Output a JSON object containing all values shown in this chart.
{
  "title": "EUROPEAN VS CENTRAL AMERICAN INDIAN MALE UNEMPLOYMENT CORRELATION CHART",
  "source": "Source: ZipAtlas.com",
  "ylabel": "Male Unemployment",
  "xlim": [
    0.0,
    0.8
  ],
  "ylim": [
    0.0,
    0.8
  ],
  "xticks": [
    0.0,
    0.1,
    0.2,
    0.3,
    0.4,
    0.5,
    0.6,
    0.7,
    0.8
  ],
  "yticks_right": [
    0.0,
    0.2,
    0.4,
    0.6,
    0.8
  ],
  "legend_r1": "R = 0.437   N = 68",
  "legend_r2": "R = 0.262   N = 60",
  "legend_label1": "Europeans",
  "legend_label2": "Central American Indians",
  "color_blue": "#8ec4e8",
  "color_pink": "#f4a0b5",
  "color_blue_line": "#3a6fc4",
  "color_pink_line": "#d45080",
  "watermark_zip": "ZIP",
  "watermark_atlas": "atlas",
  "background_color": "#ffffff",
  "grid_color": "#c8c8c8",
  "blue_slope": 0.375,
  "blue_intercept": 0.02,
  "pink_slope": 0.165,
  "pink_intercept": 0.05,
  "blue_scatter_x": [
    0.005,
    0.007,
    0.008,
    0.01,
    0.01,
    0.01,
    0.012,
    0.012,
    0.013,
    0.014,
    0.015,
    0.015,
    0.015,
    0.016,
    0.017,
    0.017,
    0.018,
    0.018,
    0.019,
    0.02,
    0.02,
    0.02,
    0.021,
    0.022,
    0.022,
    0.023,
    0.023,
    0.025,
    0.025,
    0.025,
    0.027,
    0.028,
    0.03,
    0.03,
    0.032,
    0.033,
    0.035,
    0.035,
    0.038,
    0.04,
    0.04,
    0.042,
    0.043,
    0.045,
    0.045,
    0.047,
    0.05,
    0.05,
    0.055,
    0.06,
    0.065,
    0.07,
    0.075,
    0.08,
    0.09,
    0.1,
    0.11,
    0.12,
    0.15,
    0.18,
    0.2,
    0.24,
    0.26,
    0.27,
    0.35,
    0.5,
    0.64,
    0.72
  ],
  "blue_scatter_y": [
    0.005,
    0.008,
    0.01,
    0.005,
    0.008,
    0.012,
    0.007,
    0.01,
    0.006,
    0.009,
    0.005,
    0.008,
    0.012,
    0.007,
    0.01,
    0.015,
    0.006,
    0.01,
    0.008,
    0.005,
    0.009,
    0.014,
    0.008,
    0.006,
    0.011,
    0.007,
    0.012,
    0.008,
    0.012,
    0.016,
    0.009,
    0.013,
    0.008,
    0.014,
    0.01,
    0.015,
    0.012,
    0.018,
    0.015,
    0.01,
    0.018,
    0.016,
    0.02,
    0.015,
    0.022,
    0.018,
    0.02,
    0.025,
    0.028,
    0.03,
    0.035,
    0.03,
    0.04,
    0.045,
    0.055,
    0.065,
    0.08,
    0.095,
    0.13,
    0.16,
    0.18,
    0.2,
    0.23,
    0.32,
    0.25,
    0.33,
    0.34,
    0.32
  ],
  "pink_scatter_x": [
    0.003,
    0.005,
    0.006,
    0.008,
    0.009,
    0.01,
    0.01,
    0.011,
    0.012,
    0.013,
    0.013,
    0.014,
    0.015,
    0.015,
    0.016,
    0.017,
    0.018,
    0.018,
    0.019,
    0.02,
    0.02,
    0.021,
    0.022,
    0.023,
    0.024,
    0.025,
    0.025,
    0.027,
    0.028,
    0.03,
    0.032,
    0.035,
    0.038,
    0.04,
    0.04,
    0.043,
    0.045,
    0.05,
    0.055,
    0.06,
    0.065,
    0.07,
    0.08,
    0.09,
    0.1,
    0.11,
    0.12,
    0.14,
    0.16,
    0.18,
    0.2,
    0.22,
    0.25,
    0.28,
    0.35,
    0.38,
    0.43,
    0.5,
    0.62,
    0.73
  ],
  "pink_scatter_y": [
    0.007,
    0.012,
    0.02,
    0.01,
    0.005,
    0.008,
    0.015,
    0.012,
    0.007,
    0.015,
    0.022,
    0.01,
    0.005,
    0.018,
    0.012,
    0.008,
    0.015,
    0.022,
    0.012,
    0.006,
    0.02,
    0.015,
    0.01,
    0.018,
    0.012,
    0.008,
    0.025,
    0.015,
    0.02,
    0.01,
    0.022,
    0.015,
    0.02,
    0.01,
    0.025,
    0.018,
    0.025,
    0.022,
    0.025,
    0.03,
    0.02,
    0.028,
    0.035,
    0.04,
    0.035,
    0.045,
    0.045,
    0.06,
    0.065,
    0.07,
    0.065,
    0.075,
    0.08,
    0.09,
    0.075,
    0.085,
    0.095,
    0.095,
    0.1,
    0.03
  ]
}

- **What the exercise asks**
Print the listing above in full, exactly as it is.

- **Result of this exercise**
Output a JSON object containing all values shown in this chart.
{
  "title": "EUROPEAN VS CENTRAL AMERICAN INDIAN MALE UNEMPLOYMENT CORRELATION CHART",
  "source": "Source: ZipAtlas.com",
  "ylabel": "Male Unemployment",
  "xlim": [
    0.0,
    0.8
  ],
  "ylim": [
    0.0,
    0.8
  ],
  "xticks": [
    0.0,
    0.1,
    0.2,
    0.3,
    0.4,
    0.5,
    0.6,
    0.7,
    0.8
  ],
  "yticks_right": [
    0.0,
    0.2,
    0.4,
    0.6,
    0.8
  ],
  "legend_r1": "R = 0.437   N = 68",
  "legend_r2": "R = 0.262   N = 60",
  "legend_label1": "Europeans",
  "legend_label2": "Central American Indians",
  "color_blue": "#8ec4e8",
  "color_pink": "#f4a0b5",
  "color_blue_line": "#3a6fc4",
  "color_pink_line": "#d45080",
  "watermark_zip": "ZIP",
  "watermark_atlas": "atlas",
  "background_color": "#ffffff",
  "grid_color": "#c8c8c8",
  "blue_slope": 0.375,
  "blue_intercept": 0.02,
  "pink_slope": 0.165,
  "pink_intercept": 0.05,
  "blue_scatter_x": [
    0.005,
    0.007,
    0.008,
    0.01,
    0.01,
    0.01,
    0.012,
    0.012,
    0.013,
    0.014,
    0.015,
    0.015,
    0.015,
    0.016,
    0.017,
    0.017,
    0.018,
    0.018,
    0.019,
    0.02,
    0.02,
    0.02,
    0.021,
    0.022,
    0.022,
    0.023,
    0.023,
    0.025,
    0.025,
    0.025,
    0.027,
    0.028,
    0.03,
    0.03,
    0.032,
    0.033,
    0.035,
    0.035,
    0.038,
    0.04,
    0.04,
    0.042,
    0.043,
    0.045,
    0.045,
    0.047,
    0.05,
    0.05,
    0.055,
    0.06,
    0.065,
    0.07,
    0.075,
    0.08,
    0.09,
    0.1,
    0.11,
    0.12,
    0.15,
    0.18,
    0.2,
    0.24,
    0.26,
    0.27,
    0.35,
    0.5,
    0.64,
    0.72
  ],
  "blue_scatter_y": [
    0.005,
    0.008,
    0.01,
    0.005,
    0.008,
    0.012,
    0.007,
    0.01,
    0.006,
    0.009,
    0.005,
    0.008,
    0.012,
    0.007,
    0.01,
    0.015,
    0.006,
    0.01,
    0.008,
    0.005,
    0.009,
    0.014,
    0.008,
    0.006,
    0.011,
    0.007,
    0.012,
    0.008,
    0.012,
    0.016,
    0.009,
    0.013,
    0.008,
    0.014,
    0.01,
    0.015,
    0.012,
    0.018,
    0.015,
    0.01,
    0.018,
    0.016,
    0.02,
    0.015,
    0.022,
    0.018,
    0.02,
    0.025,
    0.028,
    0.03,
    0.035,
    0.03,
    0.04,
    0.045,
    0.055,
    0.065,
    0.08,
    0.095,
    0.13,
    0.16,
    0.18,
    0.2,
    0.23,
    0.32,
    0.25,
    0.33,
    0.34,
    0.32
  ],
  "pink_scatter_x": [
    0.003,
    0.005,
    0.006,
    0.008,
    0.009,
    0.01,
    0.01,
    0.011,
    0.012,
    0.013,
    0.013,
    0.014,
    0.015,
    0.015,
    0.016,
    0.017,
    0.018,
    0.018,
    0.019,
    0.02,
    0.02,
    0.021,
    0.022,
    0.023,
    0.024,
    0.025,
    0.025,
    0.027,
    0.028,
    0.03,
    0.032,
    0.035,
    0.038,
    0.04,
    0.04,
    0.043,
    0.045,
    0.05,
    0.055,
    0.06,
    0.065,
    0.07,
    0.08,
    0.09,
    0.1,
    0.11,
    0.12,
    0.14,
    0.16,
    0.18,
    0.2,
    0.22,
    0.25,
    0.28,
    0.35,
    0.38,
    0.43,
    0.5,
    0.62,
    0.73
  ],
  "pink_scatter_y": [
    0.007,
    0.012,
    0.02,
    0.01,
    0.005,
    0.008,
    0.015,
    0.012,
    0.007,
    0.015,
    0.022,
    0.01,
    0.005,
    0.018,
    0.012,
    0.008,
    0.015,
    0.022,
    0.012,
    0.006,
    0.02,
    0.015,
    0.01,
    0.018,
    0.012,
    0.008,
    0.025,
    0.015,
    0.02,
    0.01,
    0.022,
    0.015,
    0.02,
    0.01,
    0.025,
    0.018,
    0.025,
    0.022,
    0.025,
    0.03,
    0.02,
    0.028,
    0.035,
    0.04,
    0.035,
    0.045,
    0.045,
    0.06,
    0.065,
    0.07,
    0.065,
    0.075,
    0.08,
    0.09,
    0.075,
    0.085,
    0.095,
    0.095,
    0.1,
    0.03
  ]
}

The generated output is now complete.